++++ Records for processing

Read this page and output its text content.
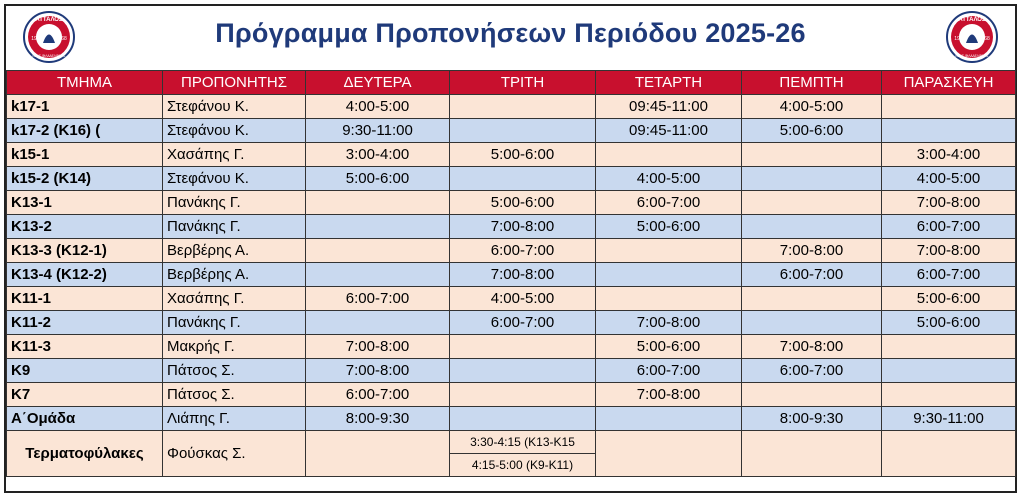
ΑΤΤΑΛΟΣ
19	68
ΝΕΑΣ ΦΙΛΑΔΕΛΦΕΙΑΣ
Πρόγραμμα Προπονήσεων Περιόδου 2025-26	ΑΤΤΑΛΟΣ
19	68
ΝΕΑΣ ΦΙΛΑΔΕΛΦΕΙΑΣ
ΤΜΗΜΑ	ΠΡΟΠΟΝΗΤΗΣ	ΔΕΥΤΕΡΑ	ΤΡΙΤΗ	ΤΕΤΑΡΤΗ	ΠΕΜΠΤΗ	ΠΑΡΑΣΚΕΥΗ
k17-1	Στεφάνου Κ.	4:00-5:00		09:45-11:00	4:00-5:00	
k17-2 (Κ16) (	Στεφάνου Κ.	9:30-11:00		09:45-11:00	5:00-6:00	
k15-1	Χασάπης Γ.	3:00-4:00	5:00-6:00			3:00-4:00
k15-2 (Κ14)	Στεφάνου Κ.	5:00-6:00		4:00-5:00		4:00-5:00
K13-1	Πανάκης Γ.		5:00-6:00	6:00-7:00		7:00-8:00
K13-2	Πανάκης Γ.		7:00-8:00	5:00-6:00		6:00-7:00
K13-3 (K12-1)	Βερβέρης Α.		6:00-7:00		7:00-8:00	7:00-8:00
K13-4 (K12-2)	Βερβέρης Α.		7:00-8:00		6:00-7:00	6:00-7:00
K11-1	Χασάπης Γ.	6:00-7:00	4:00-5:00			5:00-6:00
K11-2	Πανάκης Γ.		6:00-7:00	7:00-8:00		5:00-6:00
K11-3	Μακρής Γ.	7:00-8:00		5:00-6:00	7:00-8:00	
K9	Πάτσος Σ.	7:00-8:00		6:00-7:00	6:00-7:00	
K7	Πάτσος Σ.	6:00-7:00		7:00-8:00		
Α΄Ομάδα	Λιάπης Γ.	8:00-9:30			8:00-9:30	9:30-11:00
Τερματοφύλακες	Φούσκας Σ.		3:30-4:15 (K13-K15
4:15-5:00 (K9-K11)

++++++++

• [Written exercise]:
The records above must be printed exactly; the pictures stay out.

• [Solution to the problem]:
Read this page and output its text content.
ΑΤΤΑΛΟΣ
19	68
ΝΕΑΣ ΦΙΛΑΔΕΛΦΕΙΑΣ
Πρόγραμμα Προπονήσεων Περιόδου 2025-26	ΑΤΤΑΛΟΣ
19	68
ΝΕΑΣ ΦΙΛΑΔΕΛΦΕΙΑΣ
ΤΜΗΜΑ	ΠΡΟΠΟΝΗΤΗΣ	ΔΕΥΤΕΡΑ	ΤΡΙΤΗ	ΤΕΤΑΡΤΗ	ΠΕΜΠΤΗ	ΠΑΡΑΣΚΕΥΗ
k17-1	Στεφάνου Κ.	4:00-5:00		09:45-11:00	4:00-5:00	
k17-2 (Κ16) (	Στεφάνου Κ.	9:30-11:00		09:45-11:00	5:00-6:00	
k15-1	Χασάπης Γ.	3:00-4:00	5:00-6:00			3:00-4:00
k15-2 (Κ14)	Στεφάνου Κ.	5:00-6:00		4:00-5:00		4:00-5:00
K13-1	Πανάκης Γ.		5:00-6:00	6:00-7:00		7:00-8:00
K13-2	Πανάκης Γ.		7:00-8:00	5:00-6:00		6:00-7:00
K13-3 (K12-1)	Βερβέρης Α.		6:00-7:00		7:00-8:00	7:00-8:00
K13-4 (K12-2)	Βερβέρης Α.		7:00-8:00		6:00-7:00	6:00-7:00
K11-1	Χασάπης Γ.	6:00-7:00	4:00-5:00			5:00-6:00
K11-2	Πανάκης Γ.		6:00-7:00	7:00-8:00		5:00-6:00
K11-3	Μακρής Γ.	7:00-8:00		5:00-6:00	7:00-8:00	
K9	Πάτσος Σ.	7:00-8:00		6:00-7:00	6:00-7:00	
K7	Πάτσος Σ.	6:00-7:00		7:00-8:00		
Α΄Ομάδα	Λιάπης Γ.	8:00-9:30			8:00-9:30	9:30-11:00
Τερματοφύλακες	Φούσκας Σ.		3:30-4:15 (K13-K15
4:15-5:00 (K9-K11)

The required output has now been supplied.